Data items >>
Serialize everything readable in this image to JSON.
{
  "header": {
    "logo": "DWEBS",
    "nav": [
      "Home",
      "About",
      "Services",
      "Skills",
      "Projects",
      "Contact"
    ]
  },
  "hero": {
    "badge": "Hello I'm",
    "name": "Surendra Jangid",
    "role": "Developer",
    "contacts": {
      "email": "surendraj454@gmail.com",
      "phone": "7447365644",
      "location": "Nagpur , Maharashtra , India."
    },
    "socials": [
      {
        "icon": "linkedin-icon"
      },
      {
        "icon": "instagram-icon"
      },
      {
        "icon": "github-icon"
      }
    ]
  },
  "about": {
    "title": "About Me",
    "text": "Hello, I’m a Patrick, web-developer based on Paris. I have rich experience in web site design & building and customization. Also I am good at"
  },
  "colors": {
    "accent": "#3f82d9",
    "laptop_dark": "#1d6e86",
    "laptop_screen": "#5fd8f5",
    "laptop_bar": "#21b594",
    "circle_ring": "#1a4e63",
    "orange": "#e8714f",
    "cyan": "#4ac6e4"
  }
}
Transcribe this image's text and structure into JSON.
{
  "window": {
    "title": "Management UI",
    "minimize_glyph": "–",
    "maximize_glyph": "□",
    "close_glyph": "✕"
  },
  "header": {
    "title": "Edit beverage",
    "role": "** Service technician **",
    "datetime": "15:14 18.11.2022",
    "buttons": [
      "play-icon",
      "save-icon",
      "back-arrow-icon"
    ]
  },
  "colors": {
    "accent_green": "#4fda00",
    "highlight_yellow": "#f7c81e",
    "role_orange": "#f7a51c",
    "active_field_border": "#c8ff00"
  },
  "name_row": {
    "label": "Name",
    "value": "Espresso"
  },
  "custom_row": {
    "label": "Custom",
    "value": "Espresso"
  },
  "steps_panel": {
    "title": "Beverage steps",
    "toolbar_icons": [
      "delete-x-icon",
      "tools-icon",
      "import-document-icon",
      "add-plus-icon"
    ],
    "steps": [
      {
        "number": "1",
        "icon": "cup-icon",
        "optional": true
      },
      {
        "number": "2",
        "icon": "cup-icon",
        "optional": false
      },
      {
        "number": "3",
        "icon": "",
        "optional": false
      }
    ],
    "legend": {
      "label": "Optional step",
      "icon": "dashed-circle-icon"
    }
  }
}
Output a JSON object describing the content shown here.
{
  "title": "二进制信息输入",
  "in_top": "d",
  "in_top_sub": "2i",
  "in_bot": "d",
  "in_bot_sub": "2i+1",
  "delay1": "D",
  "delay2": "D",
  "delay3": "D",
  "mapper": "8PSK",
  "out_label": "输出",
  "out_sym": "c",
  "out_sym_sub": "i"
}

WRITTEN PROBLEM >>
Transcribe exactly the line containing "Output a JSON" and all remaining lines of the material, ending with the last one.

RESPONSE BELOW >>
Output a JSON object describing the content shown here.
{
  "title": "二进制信息输入",
  "in_top": "d",
  "in_top_sub": "2i",
  "in_bot": "d",
  "in_bot_sub": "2i+1",
  "delay1": "D",
  "delay2": "D",
  "delay3": "D",
  "mapper": "8PSK",
  "out_label": "输出",
  "out_sym": "c",
  "out_sym_sub": "i"
}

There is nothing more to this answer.